What you should do | Your task is to reproduce the material exactly.

Entries provided |
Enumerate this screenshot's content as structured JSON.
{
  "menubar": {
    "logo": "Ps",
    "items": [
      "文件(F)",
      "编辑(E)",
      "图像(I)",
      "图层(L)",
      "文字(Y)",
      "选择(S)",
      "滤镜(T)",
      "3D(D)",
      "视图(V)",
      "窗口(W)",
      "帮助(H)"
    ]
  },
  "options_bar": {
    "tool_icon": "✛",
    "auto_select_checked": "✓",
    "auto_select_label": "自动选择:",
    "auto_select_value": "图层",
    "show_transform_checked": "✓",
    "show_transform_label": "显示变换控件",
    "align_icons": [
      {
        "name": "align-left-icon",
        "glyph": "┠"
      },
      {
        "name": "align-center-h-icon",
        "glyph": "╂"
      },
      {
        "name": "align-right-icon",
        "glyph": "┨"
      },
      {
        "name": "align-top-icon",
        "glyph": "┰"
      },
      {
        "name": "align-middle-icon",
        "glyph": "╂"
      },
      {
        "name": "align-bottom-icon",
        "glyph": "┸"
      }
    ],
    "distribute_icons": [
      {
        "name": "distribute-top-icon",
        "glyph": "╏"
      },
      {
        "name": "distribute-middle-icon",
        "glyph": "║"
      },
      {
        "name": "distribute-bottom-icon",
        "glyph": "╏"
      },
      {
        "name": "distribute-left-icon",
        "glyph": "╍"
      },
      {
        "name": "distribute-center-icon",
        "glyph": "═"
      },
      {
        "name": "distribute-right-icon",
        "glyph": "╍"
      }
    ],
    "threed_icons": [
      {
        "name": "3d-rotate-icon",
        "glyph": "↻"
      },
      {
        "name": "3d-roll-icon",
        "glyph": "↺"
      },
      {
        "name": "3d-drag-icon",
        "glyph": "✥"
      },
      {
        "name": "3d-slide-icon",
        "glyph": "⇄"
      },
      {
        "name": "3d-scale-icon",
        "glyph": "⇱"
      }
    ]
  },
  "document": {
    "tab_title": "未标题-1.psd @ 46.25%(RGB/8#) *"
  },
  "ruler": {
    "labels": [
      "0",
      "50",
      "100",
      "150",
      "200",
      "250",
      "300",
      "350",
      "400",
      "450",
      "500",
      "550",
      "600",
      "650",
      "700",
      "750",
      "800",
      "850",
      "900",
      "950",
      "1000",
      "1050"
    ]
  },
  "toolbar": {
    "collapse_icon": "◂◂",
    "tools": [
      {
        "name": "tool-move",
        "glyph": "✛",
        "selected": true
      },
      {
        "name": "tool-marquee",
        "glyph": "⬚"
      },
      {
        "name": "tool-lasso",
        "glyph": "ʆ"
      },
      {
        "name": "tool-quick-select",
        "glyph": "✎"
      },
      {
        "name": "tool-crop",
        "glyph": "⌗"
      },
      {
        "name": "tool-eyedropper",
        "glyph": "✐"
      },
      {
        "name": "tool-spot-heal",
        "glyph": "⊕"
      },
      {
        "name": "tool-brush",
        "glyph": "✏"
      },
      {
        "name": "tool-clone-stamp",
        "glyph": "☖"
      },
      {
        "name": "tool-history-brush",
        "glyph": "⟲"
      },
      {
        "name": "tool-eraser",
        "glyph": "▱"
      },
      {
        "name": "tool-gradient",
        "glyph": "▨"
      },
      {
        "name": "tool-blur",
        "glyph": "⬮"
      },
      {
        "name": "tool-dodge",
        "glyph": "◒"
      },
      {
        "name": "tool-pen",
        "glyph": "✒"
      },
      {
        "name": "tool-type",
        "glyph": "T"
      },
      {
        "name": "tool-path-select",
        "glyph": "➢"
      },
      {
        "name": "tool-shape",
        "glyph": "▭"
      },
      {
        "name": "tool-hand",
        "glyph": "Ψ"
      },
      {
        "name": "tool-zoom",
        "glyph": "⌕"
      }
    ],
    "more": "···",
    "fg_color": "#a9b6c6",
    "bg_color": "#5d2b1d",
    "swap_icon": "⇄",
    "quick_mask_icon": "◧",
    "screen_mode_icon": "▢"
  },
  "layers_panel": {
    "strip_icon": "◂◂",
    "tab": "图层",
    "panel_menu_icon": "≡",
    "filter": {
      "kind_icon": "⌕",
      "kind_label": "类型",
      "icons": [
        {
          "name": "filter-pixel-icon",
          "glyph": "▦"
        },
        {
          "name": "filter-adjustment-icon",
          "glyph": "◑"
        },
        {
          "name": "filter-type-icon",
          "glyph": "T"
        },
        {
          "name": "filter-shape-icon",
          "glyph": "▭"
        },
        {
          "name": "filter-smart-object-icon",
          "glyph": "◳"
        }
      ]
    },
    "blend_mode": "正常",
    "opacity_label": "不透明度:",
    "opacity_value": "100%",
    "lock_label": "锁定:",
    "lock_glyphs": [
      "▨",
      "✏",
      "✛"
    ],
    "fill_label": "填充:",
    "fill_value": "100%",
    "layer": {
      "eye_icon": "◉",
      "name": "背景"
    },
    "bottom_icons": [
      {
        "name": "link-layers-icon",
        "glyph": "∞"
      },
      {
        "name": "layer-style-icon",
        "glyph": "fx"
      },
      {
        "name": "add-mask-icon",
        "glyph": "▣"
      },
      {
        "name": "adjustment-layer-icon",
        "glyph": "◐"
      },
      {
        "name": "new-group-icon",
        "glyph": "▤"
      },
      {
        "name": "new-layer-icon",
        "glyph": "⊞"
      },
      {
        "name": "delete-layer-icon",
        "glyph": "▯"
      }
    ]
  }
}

Task result |
Enumerate this screenshot's content as structured JSON.
{
  "menubar": {
    "logo": "Ps",
    "items": [
      "文件(F)",
      "编辑(E)",
      "图像(I)",
      "图层(L)",
      "文字(Y)",
      "选择(S)",
      "滤镜(T)",
      "3D(D)",
      "视图(V)",
      "窗口(W)",
      "帮助(H)"
    ]
  },
  "options_bar": {
    "tool_icon": "✛",
    "auto_select_checked": "✓",
    "auto_select_label": "自动选择:",
    "auto_select_value": "图层",
    "show_transform_checked": "✓",
    "show_transform_label": "显示变换控件",
    "align_icons": [
      {
        "name": "align-left-icon",
        "glyph": "┠"
      },
      {
        "name": "align-center-h-icon",
        "glyph": "╂"
      },
      {
        "name": "align-right-icon",
        "glyph": "┨"
      },
      {
        "name": "align-top-icon",
        "glyph": "┰"
      },
      {
        "name": "align-middle-icon",
        "glyph": "╂"
      },
      {
        "name": "align-bottom-icon",
        "glyph": "┸"
      }
    ],
    "distribute_icons": [
      {
        "name": "distribute-top-icon",
        "glyph": "╏"
      },
      {
        "name": "distribute-middle-icon",
        "glyph": "║"
      },
      {
        "name": "distribute-bottom-icon",
        "glyph": "╏"
      },
      {
        "name": "distribute-left-icon",
        "glyph": "╍"
      },
      {
        "name": "distribute-center-icon",
        "glyph": "═"
      },
      {
        "name": "distribute-right-icon",
        "glyph": "╍"
      }
    ],
    "threed_icons": [
      {
        "name": "3d-rotate-icon",
        "glyph": "↻"
      },
      {
        "name": "3d-roll-icon",
        "glyph": "↺"
      },
      {
        "name": "3d-drag-icon",
        "glyph": "✥"
      },
      {
        "name": "3d-slide-icon",
        "glyph": "⇄"
      },
      {
        "name": "3d-scale-icon",
        "glyph": "⇱"
      }
    ]
  },
  "document": {
    "tab_title": "未标题-1.psd @ 46.25%(RGB/8#) *"
  },
  "ruler": {
    "labels": [
      "0",
      "50",
      "100",
      "150",
      "200",
      "250",
      "300",
      "350",
      "400",
      "450",
      "500",
      "550",
      "600",
      "650",
      "700",
      "750",
      "800",
      "850",
      "900",
      "950",
      "1000",
      "1050"
    ]
  },
  "toolbar": {
    "collapse_icon": "◂◂",
    "tools": [
      {
        "name": "tool-move",
        "glyph": "✛",
        "selected": true
      },
      {
        "name": "tool-marquee",
        "glyph": "⬚"
      },
      {
        "name": "tool-lasso",
        "glyph": "ʆ"
      },
      {
        "name": "tool-quick-select",
        "glyph": "✎"
      },
      {
        "name": "tool-crop",
        "glyph": "⌗"
      },
      {
        "name": "tool-eyedropper",
        "glyph": "✐"
      },
      {
        "name": "tool-spot-heal",
        "glyph": "⊕"
      },
      {
        "name": "tool-brush",
        "glyph": "✏"
      },
      {
        "name": "tool-clone-stamp",
        "glyph": "☖"
      },
      {
        "name": "tool-history-brush",
        "glyph": "⟲"
      },
      {
        "name": "tool-eraser",
        "glyph": "▱"
      },
      {
        "name": "tool-gradient",
        "glyph": "▨"
      },
      {
        "name": "tool-blur",
        "glyph": "⬮"
      },
      {
        "name": "tool-dodge",
        "glyph": "◒"
      },
      {
        "name": "tool-pen",
        "glyph": "✒"
      },
      {
        "name": "tool-type",
        "glyph": "T"
      },
      {
        "name": "tool-path-select",
        "glyph": "➢"
      },
      {
        "name": "tool-shape",
        "glyph": "▭"
      },
      {
        "name": "tool-hand",
        "glyph": "Ψ"
      },
      {
        "name": "tool-zoom",
        "glyph": "⌕"
      }
    ],
    "more": "···",
    "fg_color": "#a9b6c6",
    "bg_color": "#5d2b1d",
    "swap_icon": "⇄",
    "quick_mask_icon": "◧",
    "screen_mode_icon": "▢"
  },
  "layers_panel": {
    "strip_icon": "◂◂",
    "tab": "图层",
    "panel_menu_icon": "≡",
    "filter": {
      "kind_icon": "⌕",
      "kind_label": "类型",
      "icons": [
        {
          "name": "filter-pixel-icon",
          "glyph": "▦"
        },
        {
          "name": "filter-adjustment-icon",
          "glyph": "◑"
        },
        {
          "name": "filter-type-icon",
          "glyph": "T"
        },
        {
          "name": "filter-shape-icon",
          "glyph": "▭"
        },
        {
          "name": "filter-smart-object-icon",
          "glyph": "◳"
        }
      ]
    },
    "blend_mode": "正常",
    "opacity_label": "不透明度:",
    "opacity_value": "100%",
    "lock_label": "锁定:",
    "lock_glyphs": [
      "▨",
      "✏",
      "✛"
    ],
    "fill_label": "填充:",
    "fill_value": "100%",
    "layer": {
      "eye_icon": "◉",
      "name": "背景"
    },
    "bottom_icons": [
      {
        "name": "link-layers-icon",
        "glyph": "∞"
      },
      {
        "name": "layer-style-icon",
        "glyph": "fx"
      },
      {
        "name": "add-mask-icon",
        "glyph": "▣"
      },
      {
        "name": "adjustment-layer-icon",
        "glyph": "◐"
      },
      {
        "name": "new-group-icon",
        "glyph": "▤"
      },
      {
        "name": "new-layer-icon",
        "glyph": "⊞"
      },
      {
        "name": "delete-layer-icon",
        "glyph": "▯"
      }
    ]
  }
}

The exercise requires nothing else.